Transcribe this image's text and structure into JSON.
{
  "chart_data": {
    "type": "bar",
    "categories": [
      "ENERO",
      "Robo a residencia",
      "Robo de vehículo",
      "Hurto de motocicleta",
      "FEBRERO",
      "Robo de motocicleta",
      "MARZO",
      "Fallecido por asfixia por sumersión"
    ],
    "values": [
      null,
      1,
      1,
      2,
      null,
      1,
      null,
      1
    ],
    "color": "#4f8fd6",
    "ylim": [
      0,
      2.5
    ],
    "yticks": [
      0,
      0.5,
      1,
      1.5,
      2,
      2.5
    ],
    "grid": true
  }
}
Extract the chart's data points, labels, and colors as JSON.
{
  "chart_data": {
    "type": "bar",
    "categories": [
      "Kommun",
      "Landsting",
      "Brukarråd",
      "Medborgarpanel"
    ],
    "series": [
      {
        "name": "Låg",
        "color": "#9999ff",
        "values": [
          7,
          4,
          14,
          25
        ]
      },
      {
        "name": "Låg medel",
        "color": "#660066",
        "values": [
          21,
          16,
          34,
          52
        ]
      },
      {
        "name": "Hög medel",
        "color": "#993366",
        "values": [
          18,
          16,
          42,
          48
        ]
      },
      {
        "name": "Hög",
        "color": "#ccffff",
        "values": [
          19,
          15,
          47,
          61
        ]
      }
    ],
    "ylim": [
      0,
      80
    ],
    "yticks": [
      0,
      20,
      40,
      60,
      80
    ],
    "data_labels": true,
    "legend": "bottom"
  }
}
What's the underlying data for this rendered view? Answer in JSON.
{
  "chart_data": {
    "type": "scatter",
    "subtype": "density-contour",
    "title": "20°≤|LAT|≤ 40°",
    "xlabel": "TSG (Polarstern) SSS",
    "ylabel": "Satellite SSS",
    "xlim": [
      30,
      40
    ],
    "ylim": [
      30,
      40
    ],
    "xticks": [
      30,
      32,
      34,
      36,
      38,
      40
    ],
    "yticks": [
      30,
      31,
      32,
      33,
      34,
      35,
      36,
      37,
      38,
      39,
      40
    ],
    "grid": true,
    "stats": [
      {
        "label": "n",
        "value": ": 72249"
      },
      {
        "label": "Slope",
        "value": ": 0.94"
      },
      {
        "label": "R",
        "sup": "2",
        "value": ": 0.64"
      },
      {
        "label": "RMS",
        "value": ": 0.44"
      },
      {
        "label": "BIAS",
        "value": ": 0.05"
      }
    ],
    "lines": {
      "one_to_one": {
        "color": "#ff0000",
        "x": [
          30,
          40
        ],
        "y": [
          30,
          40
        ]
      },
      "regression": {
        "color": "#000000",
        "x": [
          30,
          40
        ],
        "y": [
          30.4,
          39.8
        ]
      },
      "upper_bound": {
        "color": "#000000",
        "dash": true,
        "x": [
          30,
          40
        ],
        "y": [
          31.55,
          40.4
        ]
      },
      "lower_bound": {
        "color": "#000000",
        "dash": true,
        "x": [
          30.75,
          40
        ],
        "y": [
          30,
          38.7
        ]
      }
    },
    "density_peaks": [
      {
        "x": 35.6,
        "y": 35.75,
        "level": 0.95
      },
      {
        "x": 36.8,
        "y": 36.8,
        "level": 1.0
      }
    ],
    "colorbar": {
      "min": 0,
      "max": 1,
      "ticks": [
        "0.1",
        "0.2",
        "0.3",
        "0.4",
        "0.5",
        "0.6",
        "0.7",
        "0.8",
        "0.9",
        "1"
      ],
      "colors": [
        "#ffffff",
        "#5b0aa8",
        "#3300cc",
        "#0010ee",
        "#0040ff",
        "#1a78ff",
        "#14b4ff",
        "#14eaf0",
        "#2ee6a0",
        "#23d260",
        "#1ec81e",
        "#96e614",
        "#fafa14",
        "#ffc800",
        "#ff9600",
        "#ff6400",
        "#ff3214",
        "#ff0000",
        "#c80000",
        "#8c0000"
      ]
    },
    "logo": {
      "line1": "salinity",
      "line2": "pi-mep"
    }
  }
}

* WRITTEN REQUEST:
Each record above must be given again exactly.

* SOLVED PROBLEM:
Transcribe this image's text and structure into JSON.
{
  "chart_data": {
    "type": "bar",
    "categories": [
      "ENERO",
      "Robo a residencia",
      "Robo de vehículo",
      "Hurto de motocicleta",
      "FEBRERO",
      "Robo de motocicleta",
      "MARZO",
      "Fallecido por asfixia por sumersión"
    ],
    "values": [
      null,
      1,
      1,
      2,
      null,
      1,
      null,
      1
    ],
    "color": "#4f8fd6",
    "ylim": [
      0,
      2.5
    ],
    "yticks": [
      0,
      0.5,
      1,
      1.5,
      2,
      2.5
    ],
    "grid": true
  }
}
Extract the chart's data points, labels, and colors as JSON.
{
  "chart_data": {
    "type": "bar",
    "categories": [
      "Kommun",
      "Landsting",
      "Brukarråd",
      "Medborgarpanel"
    ],
    "series": [
      {
        "name": "Låg",
        "color": "#9999ff",
        "values": [
          7,
          4,
          14,
          25
        ]
      },
      {
        "name": "Låg medel",
        "color": "#660066",
        "values": [
          21,
          16,
          34,
          52
        ]
      },
      {
        "name": "Hög medel",
        "color": "#993366",
        "values": [
          18,
          16,
          42,
          48
        ]
      },
      {
        "name": "Hög",
        "color": "#ccffff",
        "values": [
          19,
          15,
          47,
          61
        ]
      }
    ],
    "ylim": [
      0,
      80
    ],
    "yticks": [
      0,
      20,
      40,
      60,
      80
    ],
    "data_labels": true,
    "legend": "bottom"
  }
}
What's the underlying data for this rendered view? Answer in JSON.
{
  "chart_data": {
    "type": "scatter",
    "subtype": "density-contour",
    "title": "20°≤|LAT|≤ 40°",
    "xlabel": "TSG (Polarstern) SSS",
    "ylabel": "Satellite SSS",
    "xlim": [
      30,
      40
    ],
    "ylim": [
      30,
      40
    ],
    "xticks": [
      30,
      32,
      34,
      36,
      38,
      40
    ],
    "yticks": [
      30,
      31,
      32,
      33,
      34,
      35,
      36,
      37,
      38,
      39,
      40
    ],
    "grid": true,
    "stats": [
      {
        "label": "n",
        "value": ": 72249"
      },
      {
        "label": "Slope",
        "value": ": 0.94"
      },
      {
        "label": "R",
        "sup": "2",
        "value": ": 0.64"
      },
      {
        "label": "RMS",
        "value": ": 0.44"
      },
      {
        "label": "BIAS",
        "value": ": 0.05"
      }
    ],
    "lines": {
      "one_to_one": {
        "color": "#ff0000",
        "x": [
          30,
          40
        ],
        "y": [
          30,
          40
        ]
      },
      "regression": {
        "color": "#000000",
        "x": [
          30,
          40
        ],
        "y": [
          30.4,
          39.8
        ]
      },
      "upper_bound": {
        "color": "#000000",
        "dash": true,
        "x": [
          30,
          40
        ],
        "y": [
          31.55,
          40.4
        ]
      },
      "lower_bound": {
        "color": "#000000",
        "dash": true,
        "x": [
          30.75,
          40
        ],
        "y": [
          30,
          38.7
        ]
      }
    },
    "density_peaks": [
      {
        "x": 35.6,
        "y": 35.75,
        "level": 0.95
      },
      {
        "x": 36.8,
        "y": 36.8,
        "level": 1.0
      }
    ],
    "colorbar": {
      "min": 0,
      "max": 1,
      "ticks": [
        "0.1",
        "0.2",
        "0.3",
        "0.4",
        "0.5",
        "0.6",
        "0.7",
        "0.8",
        "0.9",
        "1"
      ],
      "colors": [
        "#ffffff",
        "#5b0aa8",
        "#3300cc",
        "#0010ee",
        "#0040ff",
        "#1a78ff",
        "#14b4ff",
        "#14eaf0",
        "#2ee6a0",
        "#23d260",
        "#1ec81e",
        "#96e614",
        "#fafa14",
        "#ffc800",
        "#ff9600",
        "#ff6400",
        "#ff3214",
        "#ff0000",
        "#c80000",
        "#8c0000"
      ]
    },
    "logo": {
      "line1": "salinity",
      "line2": "pi-mep"
    }
  }
}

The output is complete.